**** DATA ROWS
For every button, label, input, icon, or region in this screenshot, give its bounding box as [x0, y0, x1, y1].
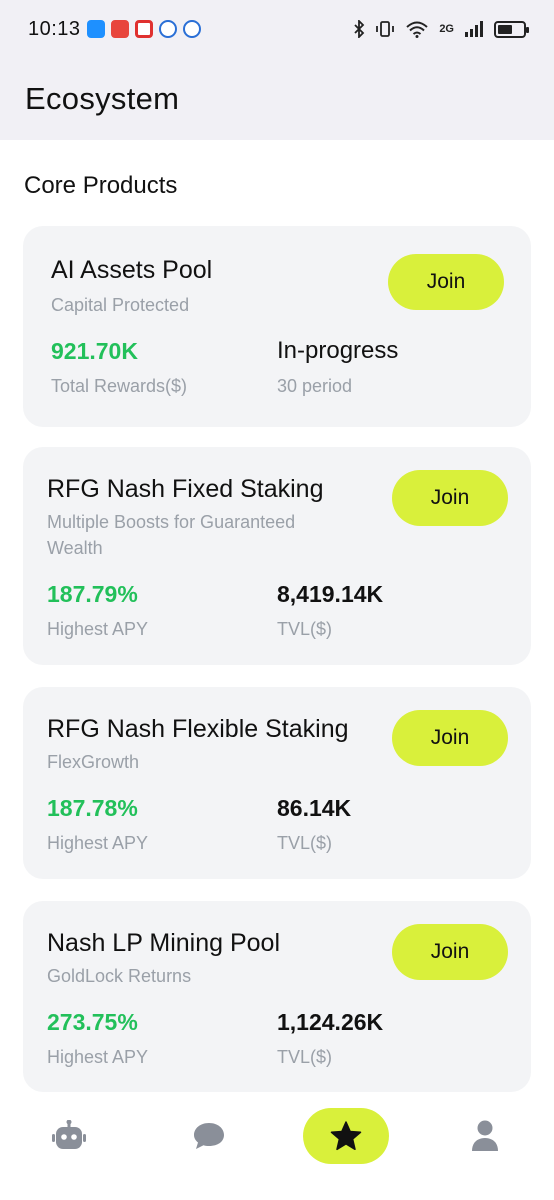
wifi-icon	[406, 21, 428, 38]
stat-label-highest-apy: Highest APY	[47, 619, 149, 639]
stat-label-tvl: TVL($)	[277, 1047, 333, 1067]
user-icon	[472, 1120, 498, 1151]
join-button[interactable]: Join	[388, 254, 504, 310]
stat-value-tvl: 1,124.26K	[277, 1009, 384, 1035]
card-title: AI Assets Pool	[51, 256, 213, 284]
join-button[interactable]: Join	[392, 924, 508, 980]
stat-value-tvl: 86.14K	[277, 795, 352, 821]
bluetooth-icon	[354, 20, 365, 38]
stat-label-highest-apy: Highest APY	[47, 1047, 149, 1067]
card-subtitle: Capital Protected	[51, 295, 190, 315]
join-button[interactable]: Join	[392, 710, 508, 766]
vibrate-icon	[376, 21, 395, 37]
red-square-app-icon	[134, 20, 153, 38]
product-card-ai-assets-pool[interactable]: AI Assets Pool Capital Protected Join 92…	[23, 226, 531, 427]
stat-value-highest-apy: 273.75%	[47, 1009, 138, 1035]
tab-chat[interactable]	[186, 1108, 232, 1164]
bottom-tab-bar	[0, 1100, 554, 1200]
stat-value-tvl: 8,419.14K	[277, 581, 384, 607]
star-icon	[330, 1121, 362, 1151]
card-title: Nash LP Mining Pool	[47, 929, 281, 957]
product-card-flexible-staking[interactable]: RFG Nash Flexible Staking FlexGrowth Joi…	[23, 687, 531, 879]
stat-label-highest-apy: Highest APY	[47, 833, 149, 853]
stat-label-period: 30 period	[277, 376, 353, 396]
cloud-app-icon	[86, 20, 105, 38]
signal-icon	[465, 21, 483, 37]
tab-ecosystem[interactable]	[303, 1108, 389, 1164]
stat-value-status: In-progress	[277, 337, 399, 364]
card-subtitle: FlexGrowth	[47, 752, 140, 772]
join-button[interactable]: Join	[392, 470, 508, 526]
robot-icon	[52, 1120, 86, 1149]
card-subtitle: GoldLock Returns	[47, 966, 192, 986]
bank-app-icon	[158, 20, 177, 38]
stat-value-highest-apy: 187.78%	[47, 795, 138, 821]
product-card-fixed-staking[interactable]: RFG Nash Fixed Staking Multiple Boosts f…	[23, 447, 531, 665]
page-header: Ecosystem	[0, 58, 554, 140]
stat-label-total-rewards: Total Rewards($)	[51, 376, 188, 396]
section-title: Core Products	[24, 172, 178, 199]
network-type: 2G	[439, 23, 454, 35]
tab-profile[interactable]	[462, 1108, 508, 1164]
status-time: 10:13	[28, 17, 81, 40]
chat-bubble-icon	[194, 1123, 224, 1149]
product-card-lp-mining-pool[interactable]: Nash LP Mining Pool GoldLock Returns Joi…	[23, 901, 531, 1092]
card-title: RFG Nash Flexible Staking	[47, 715, 349, 743]
card-subtitle: Multiple Boosts for Guaranteed Wealth	[47, 512, 296, 558]
page-title: Ecosystem	[25, 81, 180, 116]
stat-value-total-rewards: 921.70K	[51, 338, 138, 364]
battery-icon	[494, 20, 529, 38]
tab-robot[interactable]	[46, 1108, 92, 1164]
stat-label-tvl: TVL($)	[277, 619, 333, 639]
stat-label-tvl: TVL($)	[277, 833, 333, 853]
stat-value-highest-apy: 187.79%	[47, 581, 138, 607]
notification-icons	[86, 20, 201, 38]
bank-app-icon-2	[182, 20, 201, 38]
status-bar: 10:13 2G	[0, 0, 554, 58]
system-icons: 2G	[353, 20, 529, 38]
red-app-icon	[110, 20, 129, 38]
card-title: RFG Nash Fixed Staking	[47, 475, 324, 503]
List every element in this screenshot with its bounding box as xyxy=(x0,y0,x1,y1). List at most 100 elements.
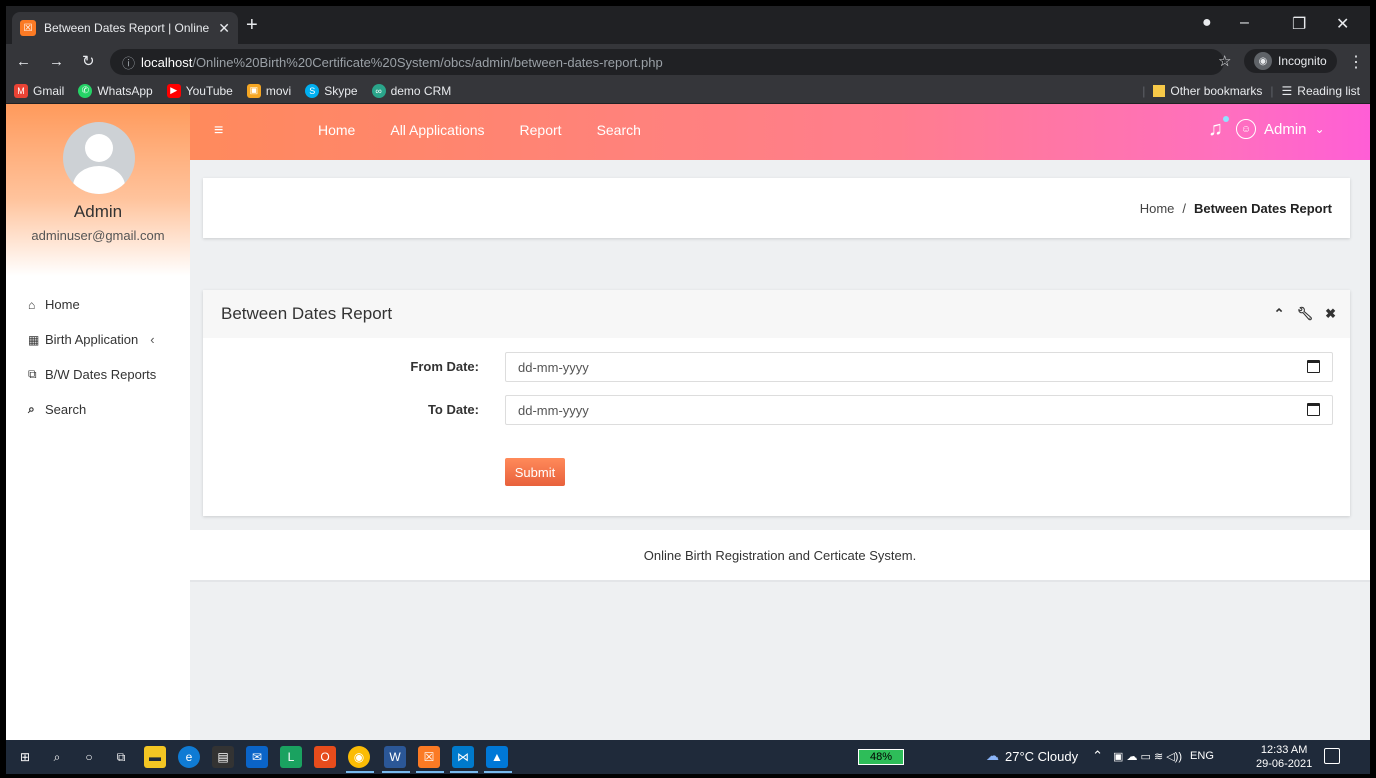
windows-start-icon[interactable]: ⊞ xyxy=(14,746,36,768)
browser-tab[interactable]: ☒ Between Dates Report | Online B ✕ xyxy=(12,12,238,44)
bookmark-star-icon[interactable]: ☆ xyxy=(1218,52,1231,70)
chevron-down-icon: ⌄ xyxy=(1314,122,1325,136)
close-window-icon[interactable]: ✕ xyxy=(1336,14,1349,34)
nav-home[interactable]: Home xyxy=(318,122,355,138)
admin-user-menu[interactable]: ☺ Admin ⌄ xyxy=(1236,119,1325,139)
bookmark-demo-crm[interactable]: ∞ demo CRM xyxy=(371,83,451,98)
reload-icon[interactable]: ↻ xyxy=(82,52,95,70)
divider: | xyxy=(1142,84,1146,98)
to-date-row: To Date: dd-mm-yyyy xyxy=(203,395,1350,425)
active-indicator xyxy=(484,771,512,773)
folder-icon xyxy=(1153,85,1166,97)
bookmark-youtube[interactable]: ▶ YouTube xyxy=(166,83,233,98)
search-icon[interactable]: ⌕ xyxy=(46,746,68,768)
nav-search[interactable]: Search xyxy=(597,122,641,138)
submit-button[interactable]: Submit xyxy=(505,458,565,486)
active-indicator xyxy=(346,771,374,773)
notification-bell-icon[interactable]: ♫ xyxy=(1208,118,1223,141)
bookmarks-bar: M Gmail ✆ WhatsApp ▶ YouTube ▣ movi S Skype ∞… xyxy=(6,78,1370,104)
bookmark-movi[interactable]: ▣ movi xyxy=(246,83,291,98)
back-icon[interactable]: ← xyxy=(16,53,31,70)
mail-icon[interactable]: ✉ xyxy=(246,746,268,768)
sidebar-item-birth-application[interactable]: ▦ Birth Application ‹ xyxy=(28,322,188,357)
bookmarks-right: | Other bookmarks | ☰ Reading list xyxy=(1142,78,1360,104)
photos-icon[interactable]: ▲ xyxy=(486,746,508,768)
report-card: Between Dates Report ⌃ 🔧︎ ✖ From Date: d… xyxy=(203,290,1350,516)
system-tray: ☁ 27°C Cloudy ⌃ ▣ ☁ ▭ ≋ ◁)) ENG xyxy=(986,748,1214,764)
bookmark-whatsapp[interactable]: ✆ WhatsApp xyxy=(78,83,153,98)
home-icon: ⌂ xyxy=(28,297,36,312)
store-icon[interactable]: ▤ xyxy=(212,746,234,768)
close-tab-icon[interactable]: ✕ xyxy=(218,20,230,37)
breadcrumb-separator: / xyxy=(1182,200,1187,216)
vscode-icon[interactable]: ⋈ xyxy=(452,746,474,768)
battery-indicator[interactable]: 48% xyxy=(858,749,904,765)
to-date-input[interactable]: dd-mm-yyyy xyxy=(505,395,1333,425)
profile-menu-icon[interactable]: ● xyxy=(1202,14,1212,32)
collapse-icon[interactable]: ⌃ xyxy=(1274,306,1285,322)
avatar xyxy=(63,122,135,194)
crm-icon: ∞ xyxy=(371,83,386,98)
reading-list-icon: ☰ xyxy=(1281,84,1293,98)
notification-center-icon[interactable] xyxy=(1324,748,1340,764)
calendar-icon[interactable] xyxy=(1307,403,1320,416)
gmail-icon: M xyxy=(14,83,28,98)
incognito-badge[interactable]: ◉ Incognito xyxy=(1244,49,1337,73)
word-icon[interactable]: W xyxy=(384,746,406,768)
calendar-icon[interactable] xyxy=(1307,360,1320,373)
task-view-icon[interactable]: ⧉ xyxy=(110,746,132,768)
hamburger-menu-icon[interactable]: ≡ xyxy=(214,122,223,140)
tab-title: Between Dates Report | Online B xyxy=(44,21,213,35)
sidebar-item-home[interactable]: ⌂ Home xyxy=(28,287,188,322)
bookmark-gmail[interactable]: M Gmail xyxy=(14,83,64,98)
nav-report[interactable]: Report xyxy=(520,122,562,138)
notification-dot xyxy=(1223,116,1229,122)
other-bookmarks[interactable]: Other bookmarks xyxy=(1170,84,1262,98)
clock[interactable]: 12:33 AM 29-06-2021 xyxy=(1256,743,1312,771)
sidebar-item-bw-dates-reports[interactable]: ⧉ B/W Dates Reports xyxy=(28,357,188,392)
weather-text[interactable]: 27°C Cloudy xyxy=(1005,749,1078,764)
card-title: Between Dates Report xyxy=(221,304,393,323)
sidebar-item-search[interactable]: ⌕ Search xyxy=(28,392,188,427)
app: Admin adminuser@gmail.com ⌂ Home ▦ Birth… xyxy=(6,104,1370,740)
minimize-icon[interactable]: – xyxy=(1240,14,1249,32)
new-tab-icon[interactable]: + xyxy=(246,14,258,37)
from-date-input[interactable]: dd-mm-yyyy xyxy=(505,352,1333,382)
reading-list[interactable]: Reading list xyxy=(1297,84,1360,98)
xampp-icon[interactable]: ☒ xyxy=(418,746,440,768)
maximize-icon[interactable]: ❐ xyxy=(1292,14,1306,34)
chevron-left-icon: ‹ xyxy=(150,332,155,347)
footer: Online Birth Registration and Certicate … xyxy=(190,530,1370,582)
close-icon[interactable]: ✖ xyxy=(1325,306,1336,322)
forward-icon[interactable]: → xyxy=(49,53,64,70)
tray-chevron-icon[interactable]: ⌃ xyxy=(1092,748,1103,764)
l-app-icon[interactable]: L xyxy=(280,746,302,768)
wrench-icon[interactable]: 🔧︎ xyxy=(1297,306,1314,322)
browser-menu-icon[interactable]: ⋮ xyxy=(1348,52,1364,72)
from-date-label: From Date: xyxy=(410,359,479,374)
nav-all-applications[interactable]: All Applications xyxy=(390,122,484,138)
breadcrumb-home[interactable]: Home xyxy=(1140,201,1175,216)
clock-date: 29-06-2021 xyxy=(1256,758,1313,770)
sidebar-menu: ⌂ Home ▦ Birth Application ‹ ⧉ B/W Dates… xyxy=(28,287,188,427)
office-icon[interactable]: O xyxy=(314,746,336,768)
bookmark-skype[interactable]: S Skype xyxy=(305,83,358,98)
top-navbar: ≡ Home All Applications Report Search ♫ … xyxy=(190,104,1370,160)
url-bar[interactable]: ⓘ localhost/Online%20Birth%20Certificate… xyxy=(110,49,1224,75)
tray-icons[interactable]: ▣ ☁ ▭ ≋ ◁)) xyxy=(1113,750,1182,763)
info-icon[interactable]: ⓘ xyxy=(122,53,135,72)
cortana-icon[interactable]: ○ xyxy=(78,746,100,768)
edge-icon[interactable]: e xyxy=(178,746,200,768)
card-header: Between Dates Report ⌃ 🔧︎ ✖ xyxy=(203,290,1350,338)
admin-user-label: Admin xyxy=(1264,120,1307,138)
language-indicator[interactable]: ENG xyxy=(1190,750,1214,762)
admin-email: adminuser@gmail.com xyxy=(31,228,165,243)
from-date-row: From Date: dd-mm-yyyy xyxy=(203,352,1350,382)
active-indicator xyxy=(382,771,410,773)
user-icon: ☺ xyxy=(1236,119,1256,139)
taskbar: ⊞ ⌕ ○ ⧉ ▬ e ▤ ✉ L O ◉ W ☒ ⋈ ▲ 48% ☁ 27°C… xyxy=(6,740,1370,774)
incognito-label: Incognito xyxy=(1278,54,1327,68)
chrome-icon[interactable]: ◉ xyxy=(348,746,370,768)
whatsapp-icon: ✆ xyxy=(78,83,93,98)
file-explorer-icon[interactable]: ▬ xyxy=(144,746,166,768)
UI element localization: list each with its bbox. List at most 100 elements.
********
Can you rewrite the lines above as a JSON list of strings, one string per line and no blank lines, beginning at the line that contains "21, 428, 38]" and stopping after the line that contains "1121, 362, 1151]"?

RESPONSE BELOW ->
[
  "wifi-icon\t[406, 21, 428, 38]",
  "stat-label-highest-apy: Highest APY\t[47, 619, 149, 639]",
  "stat-label-tvl: TVL($)\t[277, 1047, 333, 1067]",
  "user-icon\t[472, 1120, 498, 1151]",
  "join-button[interactable]: Join\t[388, 254, 504, 310]",
  "stat-value-tvl: 1,124.26K\t[277, 1009, 384, 1035]",
  "card-title: AI Assets Pool\t[51, 256, 213, 284]",
  "join-button[interactable]: Join\t[392, 924, 508, 980]",
  "stat-value-tvl: 86.14K\t[277, 795, 352, 821]",
  "bluetooth-icon\t[354, 20, 365, 38]",
  "stat-label-highest-apy: Highest APY\t[47, 1047, 149, 1067]",
  "card-subtitle: Capital Protected\t[51, 295, 190, 315]",
  "join-button[interactable]: Join\t[392, 710, 508, 766]",
  "vibrate-icon\t[376, 21, 395, 37]",
  "red-square-app-icon\t[134, 20, 153, 38]",
  "product-card-ai-assets-pool[interactable]: AI Assets Pool Capital Protected Join 92…\t[23, 226, 531, 427]",
  "stat-value-highest-apy: 273.75%\t[47, 1009, 138, 1035]",
  "tab-chat[interactable]\t[186, 1108, 232, 1164]",
  "bottom-tab-bar\t[0, 1100, 554, 1200]",
  "stat-value-tvl: 8,419.14K\t[277, 581, 384, 607]",
  "star-icon\t[330, 1121, 362, 1151]"
]